§ **YOUR GOAL**
Go through the listing and pick out each line with the word "recoge" in it.

§ **MATERIAL FOR THE TASK**

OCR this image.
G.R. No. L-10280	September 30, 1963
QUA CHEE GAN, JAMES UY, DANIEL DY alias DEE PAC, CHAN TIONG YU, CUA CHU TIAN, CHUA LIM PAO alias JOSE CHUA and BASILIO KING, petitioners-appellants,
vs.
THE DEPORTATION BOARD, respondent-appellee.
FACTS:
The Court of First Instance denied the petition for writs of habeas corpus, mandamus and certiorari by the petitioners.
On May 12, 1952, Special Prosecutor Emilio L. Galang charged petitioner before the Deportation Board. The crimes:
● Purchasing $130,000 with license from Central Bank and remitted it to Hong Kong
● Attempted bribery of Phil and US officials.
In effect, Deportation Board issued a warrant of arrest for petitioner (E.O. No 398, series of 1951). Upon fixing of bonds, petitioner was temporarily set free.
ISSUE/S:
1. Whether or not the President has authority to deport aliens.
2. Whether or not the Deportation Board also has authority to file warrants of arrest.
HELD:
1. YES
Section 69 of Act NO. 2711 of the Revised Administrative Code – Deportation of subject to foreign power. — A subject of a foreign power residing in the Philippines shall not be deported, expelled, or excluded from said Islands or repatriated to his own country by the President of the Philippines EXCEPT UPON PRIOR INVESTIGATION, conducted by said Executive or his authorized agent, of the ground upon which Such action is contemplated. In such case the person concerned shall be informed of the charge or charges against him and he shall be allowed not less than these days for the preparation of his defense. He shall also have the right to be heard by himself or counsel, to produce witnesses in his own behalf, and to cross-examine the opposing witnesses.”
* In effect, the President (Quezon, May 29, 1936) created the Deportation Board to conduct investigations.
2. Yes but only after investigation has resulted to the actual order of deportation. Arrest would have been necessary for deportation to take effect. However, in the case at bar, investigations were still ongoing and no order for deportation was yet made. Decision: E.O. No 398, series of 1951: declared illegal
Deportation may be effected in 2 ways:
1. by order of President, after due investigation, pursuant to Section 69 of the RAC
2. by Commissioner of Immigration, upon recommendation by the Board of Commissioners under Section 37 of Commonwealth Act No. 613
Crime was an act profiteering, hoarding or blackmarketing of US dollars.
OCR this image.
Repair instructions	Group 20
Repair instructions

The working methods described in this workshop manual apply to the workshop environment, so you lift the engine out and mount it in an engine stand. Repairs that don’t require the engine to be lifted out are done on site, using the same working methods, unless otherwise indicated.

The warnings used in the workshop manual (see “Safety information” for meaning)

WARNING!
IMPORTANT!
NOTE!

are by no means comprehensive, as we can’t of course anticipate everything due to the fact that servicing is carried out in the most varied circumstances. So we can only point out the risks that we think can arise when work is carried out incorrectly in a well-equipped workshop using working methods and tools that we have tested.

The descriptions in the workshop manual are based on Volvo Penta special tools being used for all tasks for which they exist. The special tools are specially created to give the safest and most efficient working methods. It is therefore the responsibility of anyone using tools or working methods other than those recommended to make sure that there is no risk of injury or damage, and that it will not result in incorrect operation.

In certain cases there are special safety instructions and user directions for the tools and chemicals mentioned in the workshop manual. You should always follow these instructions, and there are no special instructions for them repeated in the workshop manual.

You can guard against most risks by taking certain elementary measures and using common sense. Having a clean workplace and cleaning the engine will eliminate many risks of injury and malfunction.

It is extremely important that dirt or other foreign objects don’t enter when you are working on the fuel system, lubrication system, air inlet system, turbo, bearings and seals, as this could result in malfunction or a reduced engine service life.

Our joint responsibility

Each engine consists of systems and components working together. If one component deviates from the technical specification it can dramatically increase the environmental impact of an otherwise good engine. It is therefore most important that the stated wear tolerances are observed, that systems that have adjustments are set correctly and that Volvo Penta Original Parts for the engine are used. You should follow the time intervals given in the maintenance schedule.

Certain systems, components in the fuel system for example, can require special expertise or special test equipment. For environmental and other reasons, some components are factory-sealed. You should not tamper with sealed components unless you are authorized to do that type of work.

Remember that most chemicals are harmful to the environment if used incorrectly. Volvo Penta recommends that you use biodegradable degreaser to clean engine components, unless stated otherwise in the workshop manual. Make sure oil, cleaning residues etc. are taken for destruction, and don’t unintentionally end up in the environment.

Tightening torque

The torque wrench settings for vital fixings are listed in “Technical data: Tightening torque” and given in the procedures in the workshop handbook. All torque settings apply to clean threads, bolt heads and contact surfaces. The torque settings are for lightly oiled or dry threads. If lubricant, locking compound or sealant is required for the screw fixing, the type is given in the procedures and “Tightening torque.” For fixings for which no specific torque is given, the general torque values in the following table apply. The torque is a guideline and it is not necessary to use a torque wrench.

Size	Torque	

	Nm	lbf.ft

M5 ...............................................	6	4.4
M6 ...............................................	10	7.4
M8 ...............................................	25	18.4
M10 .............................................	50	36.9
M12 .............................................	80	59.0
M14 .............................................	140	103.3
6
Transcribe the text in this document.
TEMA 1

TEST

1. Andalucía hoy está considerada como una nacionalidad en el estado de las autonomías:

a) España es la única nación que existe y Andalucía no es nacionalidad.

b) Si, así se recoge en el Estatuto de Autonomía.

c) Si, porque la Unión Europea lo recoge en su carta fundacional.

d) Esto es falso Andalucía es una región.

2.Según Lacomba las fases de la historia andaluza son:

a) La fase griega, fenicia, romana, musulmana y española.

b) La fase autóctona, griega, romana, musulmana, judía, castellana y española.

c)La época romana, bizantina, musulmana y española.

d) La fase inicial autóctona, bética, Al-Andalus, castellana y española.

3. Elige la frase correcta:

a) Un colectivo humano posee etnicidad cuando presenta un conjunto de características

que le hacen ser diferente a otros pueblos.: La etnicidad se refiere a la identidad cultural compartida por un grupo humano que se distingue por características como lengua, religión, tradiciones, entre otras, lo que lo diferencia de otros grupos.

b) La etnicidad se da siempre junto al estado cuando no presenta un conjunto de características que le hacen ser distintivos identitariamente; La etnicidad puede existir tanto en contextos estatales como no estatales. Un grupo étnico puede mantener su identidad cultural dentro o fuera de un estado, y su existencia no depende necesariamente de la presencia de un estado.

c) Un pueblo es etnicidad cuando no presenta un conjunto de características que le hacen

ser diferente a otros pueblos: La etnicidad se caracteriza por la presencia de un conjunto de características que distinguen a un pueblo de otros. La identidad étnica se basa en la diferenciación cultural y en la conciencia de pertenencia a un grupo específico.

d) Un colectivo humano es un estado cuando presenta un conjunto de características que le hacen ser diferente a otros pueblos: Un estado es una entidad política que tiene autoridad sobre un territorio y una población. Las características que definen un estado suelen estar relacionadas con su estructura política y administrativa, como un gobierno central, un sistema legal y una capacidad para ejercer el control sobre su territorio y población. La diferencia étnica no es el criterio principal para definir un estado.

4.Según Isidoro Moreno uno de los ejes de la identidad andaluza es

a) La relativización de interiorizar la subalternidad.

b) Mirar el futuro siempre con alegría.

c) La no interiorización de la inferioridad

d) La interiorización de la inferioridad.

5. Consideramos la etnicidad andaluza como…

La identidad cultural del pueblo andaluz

§ **SOLUTION TO THIS EXERCISE**
b) Si, así se recoge en el Estatuto de Autonomía.
c) Si, porque la Unión Europea lo recoge en su carta fundacional.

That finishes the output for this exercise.